Among the records below, find the lines that hold the word "Architectures" and report how many there are, with no other words.
[[ SOURCE INFORMATION, beginning ]]
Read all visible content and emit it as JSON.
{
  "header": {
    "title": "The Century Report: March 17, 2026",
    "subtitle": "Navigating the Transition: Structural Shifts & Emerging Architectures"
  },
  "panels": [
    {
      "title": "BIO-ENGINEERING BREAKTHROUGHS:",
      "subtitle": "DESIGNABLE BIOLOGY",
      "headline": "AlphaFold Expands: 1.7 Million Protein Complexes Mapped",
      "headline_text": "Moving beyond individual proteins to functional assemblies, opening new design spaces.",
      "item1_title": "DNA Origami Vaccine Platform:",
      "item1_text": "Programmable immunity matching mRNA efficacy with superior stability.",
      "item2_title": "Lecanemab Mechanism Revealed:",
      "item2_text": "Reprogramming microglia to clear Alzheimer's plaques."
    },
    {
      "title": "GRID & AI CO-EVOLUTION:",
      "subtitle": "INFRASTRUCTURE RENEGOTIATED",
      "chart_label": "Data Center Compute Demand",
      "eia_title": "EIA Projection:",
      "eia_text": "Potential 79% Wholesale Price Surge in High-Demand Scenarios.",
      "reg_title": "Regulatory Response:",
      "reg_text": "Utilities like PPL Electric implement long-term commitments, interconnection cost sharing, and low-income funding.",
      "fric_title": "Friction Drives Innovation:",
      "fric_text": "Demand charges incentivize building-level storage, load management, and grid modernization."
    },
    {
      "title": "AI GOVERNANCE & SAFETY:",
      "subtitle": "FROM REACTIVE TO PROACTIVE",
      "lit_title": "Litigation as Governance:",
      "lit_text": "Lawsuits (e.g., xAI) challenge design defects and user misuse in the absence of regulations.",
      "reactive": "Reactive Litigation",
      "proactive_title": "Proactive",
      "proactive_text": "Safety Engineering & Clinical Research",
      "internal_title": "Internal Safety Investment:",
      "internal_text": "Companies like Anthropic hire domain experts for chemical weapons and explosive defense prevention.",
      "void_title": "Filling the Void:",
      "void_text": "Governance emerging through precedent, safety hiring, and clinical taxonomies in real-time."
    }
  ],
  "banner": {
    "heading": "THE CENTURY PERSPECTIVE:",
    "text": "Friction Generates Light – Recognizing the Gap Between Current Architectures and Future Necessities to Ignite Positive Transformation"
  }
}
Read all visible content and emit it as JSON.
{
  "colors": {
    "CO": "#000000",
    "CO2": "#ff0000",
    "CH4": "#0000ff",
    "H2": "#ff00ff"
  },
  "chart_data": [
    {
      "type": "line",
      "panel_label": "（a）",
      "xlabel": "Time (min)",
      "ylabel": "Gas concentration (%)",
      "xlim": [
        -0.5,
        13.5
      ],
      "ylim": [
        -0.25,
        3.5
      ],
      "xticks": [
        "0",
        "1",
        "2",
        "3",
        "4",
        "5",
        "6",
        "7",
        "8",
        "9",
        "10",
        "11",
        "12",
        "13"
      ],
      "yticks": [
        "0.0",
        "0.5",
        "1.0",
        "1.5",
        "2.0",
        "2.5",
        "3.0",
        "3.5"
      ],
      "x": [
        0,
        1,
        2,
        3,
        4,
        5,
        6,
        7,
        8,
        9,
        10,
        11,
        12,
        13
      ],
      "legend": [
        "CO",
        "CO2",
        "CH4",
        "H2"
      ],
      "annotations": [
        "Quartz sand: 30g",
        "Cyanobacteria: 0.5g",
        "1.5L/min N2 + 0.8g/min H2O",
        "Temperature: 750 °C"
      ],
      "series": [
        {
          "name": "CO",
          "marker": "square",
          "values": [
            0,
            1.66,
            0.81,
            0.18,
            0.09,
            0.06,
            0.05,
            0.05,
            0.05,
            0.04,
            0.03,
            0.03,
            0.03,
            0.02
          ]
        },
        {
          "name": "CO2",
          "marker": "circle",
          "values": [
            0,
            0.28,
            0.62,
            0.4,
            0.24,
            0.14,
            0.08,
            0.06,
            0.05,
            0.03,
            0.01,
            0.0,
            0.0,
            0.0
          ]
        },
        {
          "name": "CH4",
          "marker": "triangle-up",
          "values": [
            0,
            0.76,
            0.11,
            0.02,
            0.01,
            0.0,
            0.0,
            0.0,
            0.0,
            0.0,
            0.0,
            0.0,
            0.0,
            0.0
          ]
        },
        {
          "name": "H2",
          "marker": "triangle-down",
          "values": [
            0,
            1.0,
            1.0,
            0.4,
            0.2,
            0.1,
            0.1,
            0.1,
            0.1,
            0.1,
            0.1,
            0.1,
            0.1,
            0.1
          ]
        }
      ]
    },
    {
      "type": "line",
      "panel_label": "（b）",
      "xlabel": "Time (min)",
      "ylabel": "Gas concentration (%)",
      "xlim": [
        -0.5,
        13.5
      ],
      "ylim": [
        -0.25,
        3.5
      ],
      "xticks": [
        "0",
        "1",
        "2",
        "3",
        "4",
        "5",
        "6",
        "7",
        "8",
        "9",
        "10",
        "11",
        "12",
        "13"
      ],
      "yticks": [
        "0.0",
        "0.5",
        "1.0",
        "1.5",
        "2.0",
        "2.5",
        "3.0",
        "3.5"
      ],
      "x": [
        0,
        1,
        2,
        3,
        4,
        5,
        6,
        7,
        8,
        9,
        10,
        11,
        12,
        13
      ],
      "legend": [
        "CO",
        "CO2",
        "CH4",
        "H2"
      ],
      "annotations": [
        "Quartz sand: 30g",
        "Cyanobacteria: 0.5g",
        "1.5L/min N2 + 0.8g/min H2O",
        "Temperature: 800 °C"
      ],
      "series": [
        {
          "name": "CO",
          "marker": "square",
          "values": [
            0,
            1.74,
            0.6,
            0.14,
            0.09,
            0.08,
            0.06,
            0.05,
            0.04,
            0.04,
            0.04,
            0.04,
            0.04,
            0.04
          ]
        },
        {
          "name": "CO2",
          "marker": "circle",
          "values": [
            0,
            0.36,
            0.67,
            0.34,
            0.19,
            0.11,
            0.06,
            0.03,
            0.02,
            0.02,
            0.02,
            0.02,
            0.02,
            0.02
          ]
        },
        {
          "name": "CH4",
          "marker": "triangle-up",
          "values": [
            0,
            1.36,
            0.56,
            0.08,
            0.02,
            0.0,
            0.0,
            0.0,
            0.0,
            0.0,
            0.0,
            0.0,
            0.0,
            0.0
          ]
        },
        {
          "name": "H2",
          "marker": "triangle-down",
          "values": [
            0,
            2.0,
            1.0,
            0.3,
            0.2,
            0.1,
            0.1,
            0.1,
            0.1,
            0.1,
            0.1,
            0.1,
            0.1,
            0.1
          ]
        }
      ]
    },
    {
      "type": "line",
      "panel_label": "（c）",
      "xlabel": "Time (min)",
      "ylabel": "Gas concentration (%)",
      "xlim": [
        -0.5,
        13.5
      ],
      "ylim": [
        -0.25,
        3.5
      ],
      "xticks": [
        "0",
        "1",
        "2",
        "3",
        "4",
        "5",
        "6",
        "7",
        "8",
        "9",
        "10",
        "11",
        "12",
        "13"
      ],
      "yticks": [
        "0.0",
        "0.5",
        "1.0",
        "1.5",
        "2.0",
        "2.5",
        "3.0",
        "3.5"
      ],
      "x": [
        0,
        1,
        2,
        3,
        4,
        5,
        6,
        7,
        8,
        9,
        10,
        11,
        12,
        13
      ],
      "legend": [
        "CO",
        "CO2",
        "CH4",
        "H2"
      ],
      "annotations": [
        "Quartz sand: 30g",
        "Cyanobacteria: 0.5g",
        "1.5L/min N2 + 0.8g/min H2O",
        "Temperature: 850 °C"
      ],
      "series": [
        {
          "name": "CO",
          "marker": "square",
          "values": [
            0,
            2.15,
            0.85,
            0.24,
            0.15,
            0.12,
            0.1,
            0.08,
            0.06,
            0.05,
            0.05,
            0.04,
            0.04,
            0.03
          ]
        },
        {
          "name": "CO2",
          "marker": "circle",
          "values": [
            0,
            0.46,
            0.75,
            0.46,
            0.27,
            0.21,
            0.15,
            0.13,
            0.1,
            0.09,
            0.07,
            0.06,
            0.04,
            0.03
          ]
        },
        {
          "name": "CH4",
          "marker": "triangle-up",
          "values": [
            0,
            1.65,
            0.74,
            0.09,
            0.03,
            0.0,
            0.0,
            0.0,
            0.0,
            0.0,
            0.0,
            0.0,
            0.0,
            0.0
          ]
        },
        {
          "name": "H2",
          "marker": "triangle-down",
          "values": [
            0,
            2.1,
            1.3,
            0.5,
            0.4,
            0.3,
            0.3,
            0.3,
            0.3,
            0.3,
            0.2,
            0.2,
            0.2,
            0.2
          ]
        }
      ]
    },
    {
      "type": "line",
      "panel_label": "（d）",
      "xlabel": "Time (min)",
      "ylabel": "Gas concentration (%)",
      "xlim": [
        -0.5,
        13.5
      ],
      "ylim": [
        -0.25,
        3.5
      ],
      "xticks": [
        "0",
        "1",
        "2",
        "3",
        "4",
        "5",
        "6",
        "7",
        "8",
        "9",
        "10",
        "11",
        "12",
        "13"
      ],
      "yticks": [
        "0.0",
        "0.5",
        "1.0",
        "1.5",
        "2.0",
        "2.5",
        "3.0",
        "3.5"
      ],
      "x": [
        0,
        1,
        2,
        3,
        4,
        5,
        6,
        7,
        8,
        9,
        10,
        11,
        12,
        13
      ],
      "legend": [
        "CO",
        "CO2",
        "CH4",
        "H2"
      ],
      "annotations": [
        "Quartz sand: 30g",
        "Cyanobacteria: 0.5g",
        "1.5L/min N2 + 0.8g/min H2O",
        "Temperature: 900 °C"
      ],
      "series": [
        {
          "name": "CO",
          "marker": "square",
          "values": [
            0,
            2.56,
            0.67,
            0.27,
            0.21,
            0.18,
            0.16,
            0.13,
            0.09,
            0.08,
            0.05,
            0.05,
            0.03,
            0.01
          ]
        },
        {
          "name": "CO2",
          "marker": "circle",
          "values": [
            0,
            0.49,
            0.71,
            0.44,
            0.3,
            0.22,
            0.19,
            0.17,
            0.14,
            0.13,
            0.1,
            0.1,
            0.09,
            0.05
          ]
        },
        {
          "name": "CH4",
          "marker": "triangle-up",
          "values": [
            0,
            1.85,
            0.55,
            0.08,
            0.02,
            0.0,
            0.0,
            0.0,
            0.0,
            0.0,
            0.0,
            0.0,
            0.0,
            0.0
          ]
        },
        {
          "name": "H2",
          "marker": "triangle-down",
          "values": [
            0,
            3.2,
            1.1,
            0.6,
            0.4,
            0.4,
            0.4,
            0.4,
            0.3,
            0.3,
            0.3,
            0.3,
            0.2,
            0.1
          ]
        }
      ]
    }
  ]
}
[[ SOURCE INFORMATION, end ]]
* _ANSWER FOR THIS EXERCISE_:
2